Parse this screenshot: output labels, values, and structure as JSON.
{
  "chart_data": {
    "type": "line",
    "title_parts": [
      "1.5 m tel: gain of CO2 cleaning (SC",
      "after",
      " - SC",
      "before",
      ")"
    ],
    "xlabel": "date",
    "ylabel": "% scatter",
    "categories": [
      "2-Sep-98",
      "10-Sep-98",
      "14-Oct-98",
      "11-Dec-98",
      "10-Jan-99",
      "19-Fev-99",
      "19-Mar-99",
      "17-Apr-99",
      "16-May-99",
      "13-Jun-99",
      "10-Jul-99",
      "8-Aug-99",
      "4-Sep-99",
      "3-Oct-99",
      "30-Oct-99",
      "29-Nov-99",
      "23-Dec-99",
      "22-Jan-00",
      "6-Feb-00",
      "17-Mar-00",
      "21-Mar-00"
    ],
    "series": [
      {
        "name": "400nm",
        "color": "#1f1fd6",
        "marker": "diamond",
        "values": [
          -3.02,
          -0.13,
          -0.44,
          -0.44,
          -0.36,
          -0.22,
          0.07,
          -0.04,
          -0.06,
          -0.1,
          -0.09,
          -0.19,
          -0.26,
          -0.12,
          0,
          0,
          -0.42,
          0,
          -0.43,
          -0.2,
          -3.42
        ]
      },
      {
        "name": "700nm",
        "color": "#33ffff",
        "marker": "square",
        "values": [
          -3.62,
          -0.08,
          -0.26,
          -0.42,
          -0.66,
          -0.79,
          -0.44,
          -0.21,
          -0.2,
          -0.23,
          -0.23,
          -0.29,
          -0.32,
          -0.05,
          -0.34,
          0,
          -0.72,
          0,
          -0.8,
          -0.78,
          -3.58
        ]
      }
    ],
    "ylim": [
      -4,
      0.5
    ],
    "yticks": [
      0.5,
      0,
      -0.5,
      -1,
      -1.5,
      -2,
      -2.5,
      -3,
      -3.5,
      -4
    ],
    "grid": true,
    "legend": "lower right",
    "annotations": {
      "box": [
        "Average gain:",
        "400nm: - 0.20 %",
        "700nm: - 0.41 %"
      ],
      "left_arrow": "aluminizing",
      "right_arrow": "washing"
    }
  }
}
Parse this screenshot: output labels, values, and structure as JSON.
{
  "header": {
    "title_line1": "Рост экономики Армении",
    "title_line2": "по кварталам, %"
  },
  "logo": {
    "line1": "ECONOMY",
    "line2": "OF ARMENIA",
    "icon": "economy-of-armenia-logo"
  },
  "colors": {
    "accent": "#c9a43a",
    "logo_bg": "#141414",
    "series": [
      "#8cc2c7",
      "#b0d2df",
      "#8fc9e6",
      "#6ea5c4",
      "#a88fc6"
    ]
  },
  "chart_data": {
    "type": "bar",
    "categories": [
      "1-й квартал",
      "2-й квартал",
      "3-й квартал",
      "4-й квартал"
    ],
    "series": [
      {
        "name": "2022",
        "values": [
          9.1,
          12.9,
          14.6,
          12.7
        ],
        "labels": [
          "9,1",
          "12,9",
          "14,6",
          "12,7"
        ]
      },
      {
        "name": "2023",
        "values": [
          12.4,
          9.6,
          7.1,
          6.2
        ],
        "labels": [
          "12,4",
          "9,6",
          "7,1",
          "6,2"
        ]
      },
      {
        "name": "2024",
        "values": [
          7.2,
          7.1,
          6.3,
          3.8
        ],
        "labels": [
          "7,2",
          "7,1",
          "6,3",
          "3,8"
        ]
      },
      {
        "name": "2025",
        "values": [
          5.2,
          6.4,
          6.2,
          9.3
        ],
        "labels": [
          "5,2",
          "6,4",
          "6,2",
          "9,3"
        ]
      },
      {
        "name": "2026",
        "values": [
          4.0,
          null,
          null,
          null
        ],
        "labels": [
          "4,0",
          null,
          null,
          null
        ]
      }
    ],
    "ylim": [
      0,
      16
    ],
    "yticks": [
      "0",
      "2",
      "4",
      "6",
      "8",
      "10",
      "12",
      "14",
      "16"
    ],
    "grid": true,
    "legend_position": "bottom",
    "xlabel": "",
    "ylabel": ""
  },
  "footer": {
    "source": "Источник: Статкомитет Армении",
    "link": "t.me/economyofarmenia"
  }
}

____

EXERCISE DESCRIPTION: Write out every record shown above, word for word.

ANSWER FOR THIS EXERCISE:
Parse this screenshot: output labels, values, and structure as JSON.
{
  "chart_data": {
    "type": "line",
    "title_parts": [
      "1.5 m tel: gain of CO2 cleaning (SC",
      "after",
      " - SC",
      "before",
      ")"
    ],
    "xlabel": "date",
    "ylabel": "% scatter",
    "categories": [
      "2-Sep-98",
      "10-Sep-98",
      "14-Oct-98",
      "11-Dec-98",
      "10-Jan-99",
      "19-Fev-99",
      "19-Mar-99",
      "17-Apr-99",
      "16-May-99",
      "13-Jun-99",
      "10-Jul-99",
      "8-Aug-99",
      "4-Sep-99",
      "3-Oct-99",
      "30-Oct-99",
      "29-Nov-99",
      "23-Dec-99",
      "22-Jan-00",
      "6-Feb-00",
      "17-Mar-00",
      "21-Mar-00"
    ],
    "series": [
      {
        "name": "400nm",
        "color": "#1f1fd6",
        "marker": "diamond",
        "values": [
          -3.02,
          -0.13,
          -0.44,
          -0.44,
          -0.36,
          -0.22,
          0.07,
          -0.04,
          -0.06,
          -0.1,
          -0.09,
          -0.19,
          -0.26,
          -0.12,
          0,
          0,
          -0.42,
          0,
          -0.43,
          -0.2,
          -3.42
        ]
      },
      {
        "name": "700nm",
        "color": "#33ffff",
        "marker": "square",
        "values": [
          -3.62,
          -0.08,
          -0.26,
          -0.42,
          -0.66,
          -0.79,
          -0.44,
          -0.21,
          -0.2,
          -0.23,
          -0.23,
          -0.29,
          -0.32,
          -0.05,
          -0.34,
          0,
          -0.72,
          0,
          -0.8,
          -0.78,
          -3.58
        ]
      }
    ],
    "ylim": [
      -4,
      0.5
    ],
    "yticks": [
      0.5,
      0,
      -0.5,
      -1,
      -1.5,
      -2,
      -2.5,
      -3,
      -3.5,
      -4
    ],
    "grid": true,
    "legend": "lower right",
    "annotations": {
      "box": [
        "Average gain:",
        "400nm: - 0.20 %",
        "700nm: - 0.41 %"
      ],
      "left_arrow": "aluminizing",
      "right_arrow": "washing"
    }
  }
}
Parse this screenshot: output labels, values, and structure as JSON.
{
  "header": {
    "title_line1": "Рост экономики Армении",
    "title_line2": "по кварталам, %"
  },
  "logo": {
    "line1": "ECONOMY",
    "line2": "OF ARMENIA",
    "icon": "economy-of-armenia-logo"
  },
  "colors": {
    "accent": "#c9a43a",
    "logo_bg": "#141414",
    "series": [
      "#8cc2c7",
      "#b0d2df",
      "#8fc9e6",
      "#6ea5c4",
      "#a88fc6"
    ]
  },
  "chart_data": {
    "type": "bar",
    "categories": [
      "1-й квартал",
      "2-й квартал",
      "3-й квартал",
      "4-й квартал"
    ],
    "series": [
      {
        "name": "2022",
        "values": [
          9.1,
          12.9,
          14.6,
          12.7
        ],
        "labels": [
          "9,1",
          "12,9",
          "14,6",
          "12,7"
        ]
      },
      {
        "name": "2023",
        "values": [
          12.4,
          9.6,
          7.1,
          6.2
        ],
        "labels": [
          "12,4",
          "9,6",
          "7,1",
          "6,2"
        ]
      },
      {
        "name": "2024",
        "values": [
          7.2,
          7.1,
          6.3,
          3.8
        ],
        "labels": [
          "7,2",
          "7,1",
          "6,3",
          "3,8"
        ]
      },
      {
        "name": "2025",
        "values": [
          5.2,
          6.4,
          6.2,
          9.3
        ],
        "labels": [
          "5,2",
          "6,4",
          "6,2",
          "9,3"
        ]
      },
      {
        "name": "2026",
        "values": [
          4.0,
          null,
          null,
          null
        ],
        "labels": [
          "4,0",
          null,
          null,
          null
        ]
      }
    ],
    "ylim": [
      0,
      16
    ],
    "yticks": [
      "0",
      "2",
      "4",
      "6",
      "8",
      "10",
      "12",
      "14",
      "16"
    ],
    "grid": true,
    "legend_position": "bottom",
    "xlabel": "",
    "ylabel": ""
  },
  "footer": {
    "source": "Источник: Статкомитет Армении",
    "link": "t.me/economyofarmenia"
  }
}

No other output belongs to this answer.